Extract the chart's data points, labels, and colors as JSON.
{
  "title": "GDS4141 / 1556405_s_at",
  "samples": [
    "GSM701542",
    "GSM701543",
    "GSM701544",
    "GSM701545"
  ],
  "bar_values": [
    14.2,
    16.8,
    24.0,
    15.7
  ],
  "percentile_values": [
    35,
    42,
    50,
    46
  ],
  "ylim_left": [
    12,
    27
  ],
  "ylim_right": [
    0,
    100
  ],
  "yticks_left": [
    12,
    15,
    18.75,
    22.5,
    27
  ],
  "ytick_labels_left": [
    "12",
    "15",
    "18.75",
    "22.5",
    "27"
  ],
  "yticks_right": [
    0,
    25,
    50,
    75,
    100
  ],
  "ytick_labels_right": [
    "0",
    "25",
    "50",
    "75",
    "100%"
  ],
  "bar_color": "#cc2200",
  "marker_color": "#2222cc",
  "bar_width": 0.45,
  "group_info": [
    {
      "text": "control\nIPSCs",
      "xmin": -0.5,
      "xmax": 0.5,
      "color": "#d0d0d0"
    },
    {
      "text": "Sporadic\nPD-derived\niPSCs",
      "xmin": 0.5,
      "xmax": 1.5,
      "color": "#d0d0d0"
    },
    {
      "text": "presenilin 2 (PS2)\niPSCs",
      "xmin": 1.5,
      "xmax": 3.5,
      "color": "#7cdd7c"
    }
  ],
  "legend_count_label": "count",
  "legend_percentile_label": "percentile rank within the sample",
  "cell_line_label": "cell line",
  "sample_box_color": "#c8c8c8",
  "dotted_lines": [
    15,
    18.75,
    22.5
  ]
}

|---|

What is asked
All lines in the data that contain the word "text" should be copied.

Written solution
      "text": "control\nIPSCs",
      "text": "Sporadic\nPD-derived\niPSCs",
      "text": "presenilin 2 (PS2)\niPSCs",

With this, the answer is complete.